Work required
List each line of the data that holds the word "Ratio".

[A block of data]
* start *

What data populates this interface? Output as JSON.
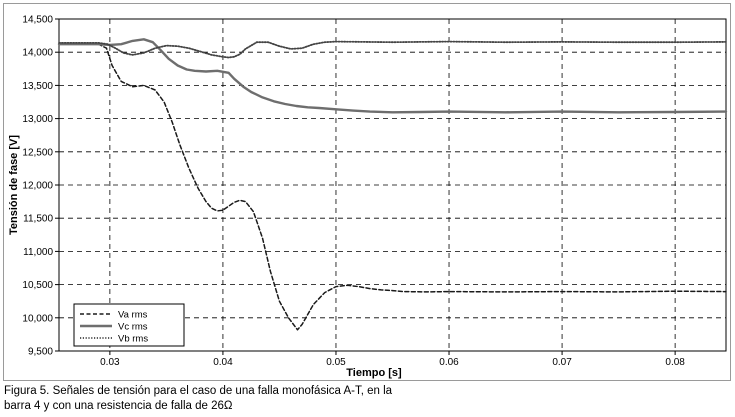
{
  "chart_data": {
    "type": "line",
    "title": "",
    "xlabel": "Tiempo [s]",
    "ylabel": "Tensión de fase [V]",
    "xlim": [
      0.0255,
      0.0845
    ],
    "ylim": [
      9500,
      14500
    ],
    "x_ticks": [
      0.03,
      0.04,
      0.05,
      0.06,
      0.07,
      0.08
    ],
    "x_tick_labels": [
      "0.03",
      "0.04",
      "0.05",
      "0.06",
      "0.07",
      "0.08"
    ],
    "y_ticks": [
      9500,
      10000,
      10500,
      11000,
      11500,
      12000,
      12500,
      13000,
      13500,
      14000,
      14500
    ],
    "y_tick_labels": [
      "9,500",
      "10,000",
      "10,500",
      "11,000",
      "11,500",
      "12,000",
      "12,500",
      "13,000",
      "13,500",
      "14,000",
      "14,500"
    ],
    "grid": true,
    "legend_position": "bottom-left",
    "series": [
      {
        "name": "Va rms",
        "style": "dashed",
        "color": "#1a1a1a",
        "x": [
          0.0255,
          0.029,
          0.0297,
          0.0302,
          0.031,
          0.032,
          0.033,
          0.034,
          0.0348,
          0.0355,
          0.0362,
          0.037,
          0.0378,
          0.0385,
          0.039,
          0.0395,
          0.04,
          0.0405,
          0.041,
          0.0415,
          0.042,
          0.0427,
          0.0435,
          0.0442,
          0.045,
          0.0458,
          0.0466,
          0.047,
          0.0475,
          0.048,
          0.049,
          0.05,
          0.051,
          0.052,
          0.053,
          0.054,
          0.055,
          0.056,
          0.058,
          0.06,
          0.065,
          0.07,
          0.075,
          0.08,
          0.0845
        ],
        "values": [
          14120,
          14120,
          14060,
          13800,
          13560,
          13480,
          13500,
          13430,
          13250,
          12950,
          12600,
          12250,
          11950,
          11750,
          11650,
          11610,
          11620,
          11680,
          11740,
          11770,
          11750,
          11600,
          11200,
          10700,
          10250,
          10000,
          9820,
          9900,
          10050,
          10200,
          10380,
          10470,
          10490,
          10470,
          10440,
          10420,
          10410,
          10395,
          10390,
          10395,
          10390,
          10395,
          10390,
          10400,
          10395
        ]
      },
      {
        "name": "Vc rms",
        "style": "solid",
        "color": "#6e6e6e",
        "x": [
          0.0255,
          0.029,
          0.03,
          0.031,
          0.032,
          0.033,
          0.0338,
          0.0345,
          0.0352,
          0.036,
          0.0368,
          0.0375,
          0.0385,
          0.0395,
          0.0405,
          0.041,
          0.0418,
          0.0425,
          0.0435,
          0.0445,
          0.0455,
          0.0465,
          0.0475,
          0.0485,
          0.05,
          0.0515,
          0.053,
          0.055,
          0.0575,
          0.06,
          0.065,
          0.07,
          0.075,
          0.08,
          0.0845
        ],
        "values": [
          14120,
          14120,
          14110,
          14120,
          14170,
          14195,
          14150,
          14030,
          13900,
          13800,
          13740,
          13720,
          13710,
          13720,
          13690,
          13600,
          13480,
          13400,
          13320,
          13260,
          13220,
          13190,
          13170,
          13160,
          13140,
          13120,
          13105,
          13095,
          13100,
          13105,
          13095,
          13105,
          13095,
          13100,
          13105
        ]
      },
      {
        "name": "Vb rms",
        "style": "dotted",
        "color": "#444444",
        "x": [
          0.0255,
          0.029,
          0.0298,
          0.0305,
          0.0312,
          0.032,
          0.033,
          0.034,
          0.035,
          0.036,
          0.037,
          0.038,
          0.039,
          0.04,
          0.0405,
          0.041,
          0.0415,
          0.042,
          0.043,
          0.044,
          0.045,
          0.046,
          0.047,
          0.048,
          0.049,
          0.05,
          0.055,
          0.06,
          0.065,
          0.07,
          0.075,
          0.08,
          0.0845
        ],
        "values": [
          14140,
          14140,
          14120,
          14060,
          13990,
          13960,
          13990,
          14060,
          14100,
          14090,
          14060,
          14010,
          13960,
          13930,
          13920,
          13930,
          13970,
          14050,
          14150,
          14150,
          14090,
          14050,
          14060,
          14120,
          14150,
          14160,
          14150,
          14160,
          14150,
          14155,
          14150,
          14150,
          14155
        ]
      }
    ]
  },
  "caption": {
    "line1": "Figura 5. Señales de tensión para el caso de una falla monofásica A-T, en la",
    "line2": "barra 4 y con una resistencia de falla de 26Ω"
  }
}
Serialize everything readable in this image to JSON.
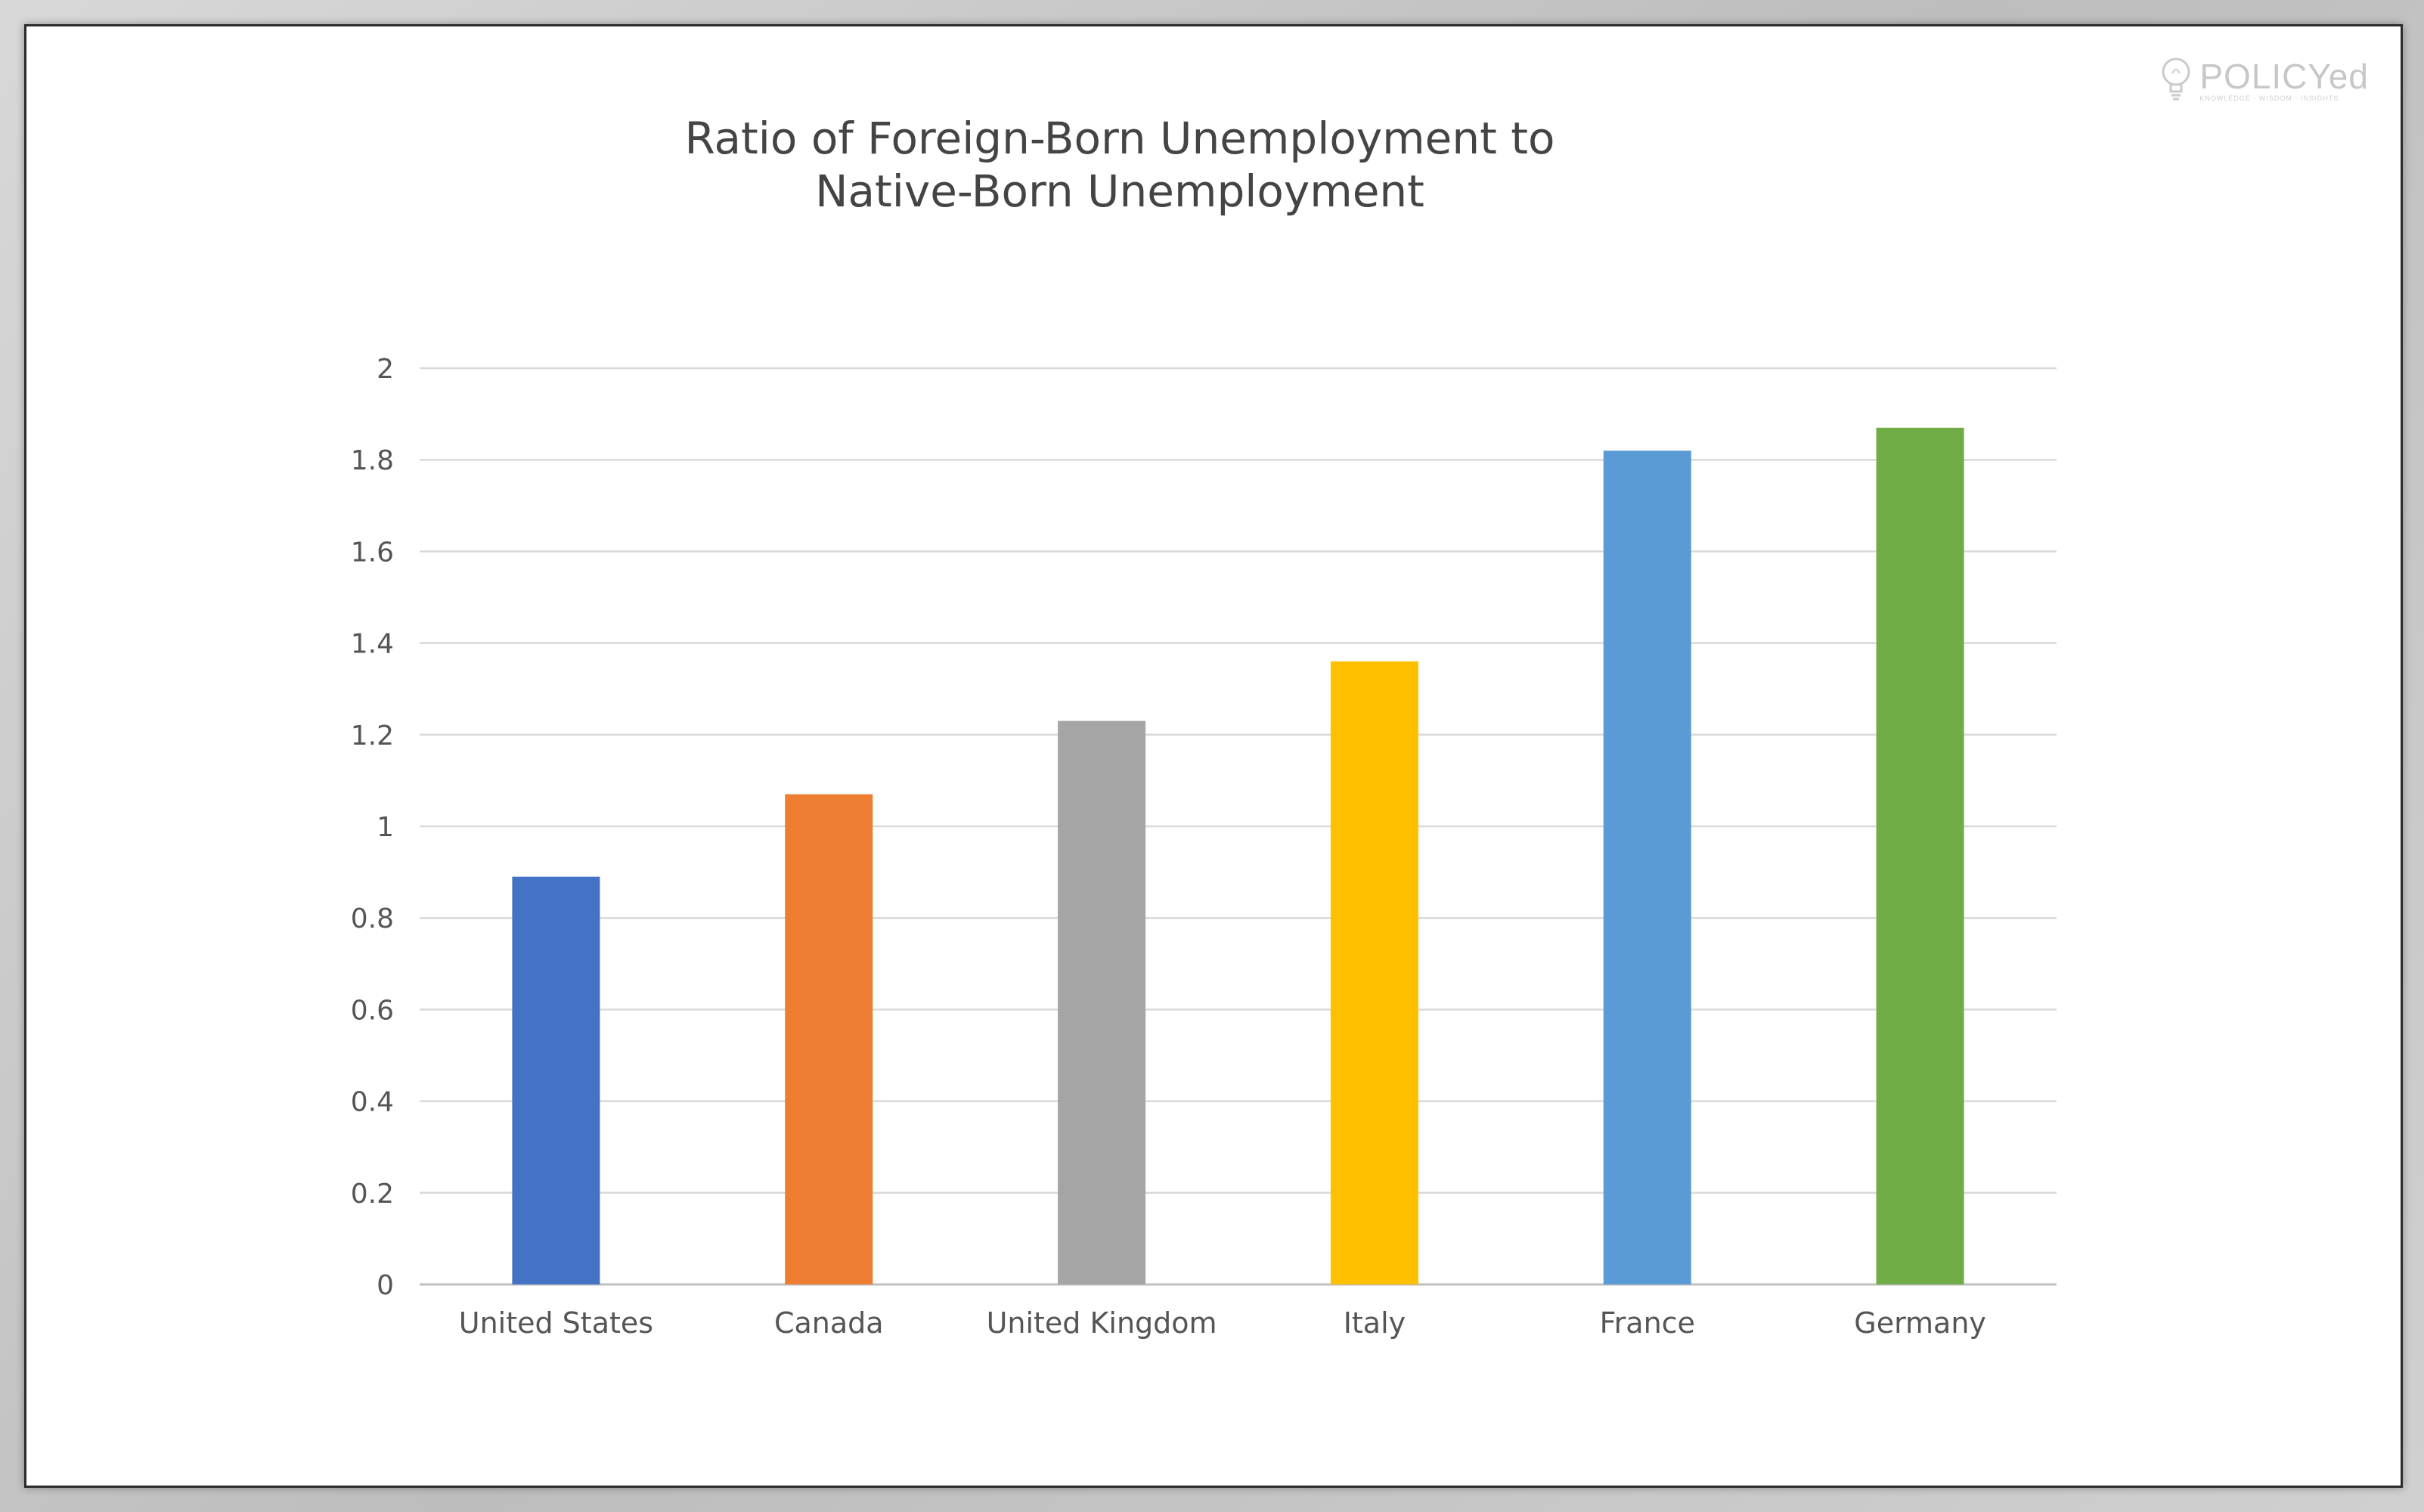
{
  "logo": {
    "name": "POLICYed",
    "tagline": "Knowledge · Wisdom · Insights",
    "color": "#9a9a9a"
  },
  "chart_data": {
    "type": "bar",
    "title": "Ratio of Foreign-Born Unemployment to Native-Born Unemployment",
    "title_lines": [
      "Ratio of Foreign-Born Unemployment to",
      "Native-Born Unemployment"
    ],
    "xlabel": "",
    "ylabel": "",
    "categories": [
      "United States",
      "Canada",
      "United Kingdom",
      "Italy",
      "France",
      "Germany"
    ],
    "values": [
      0.89,
      1.07,
      1.23,
      1.36,
      1.82,
      1.87
    ],
    "colors": [
      "#4472C4",
      "#ED7D31",
      "#A5A5A5",
      "#FFC000",
      "#5B9BD5",
      "#70AD47"
    ],
    "ylim": [
      0,
      2
    ],
    "yticks": [
      "0",
      "0.2",
      "0.4",
      "0.6",
      "0.8",
      "1",
      "1.2",
      "1.4",
      "1.6",
      "1.8",
      "2"
    ],
    "grid": true,
    "legend": "none"
  }
}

* end *

Problem solution
    "title": "Ratio of Foreign-Born Unemployment to Native-Born Unemployment",
      "Ratio of Foreign-Born Unemployment to",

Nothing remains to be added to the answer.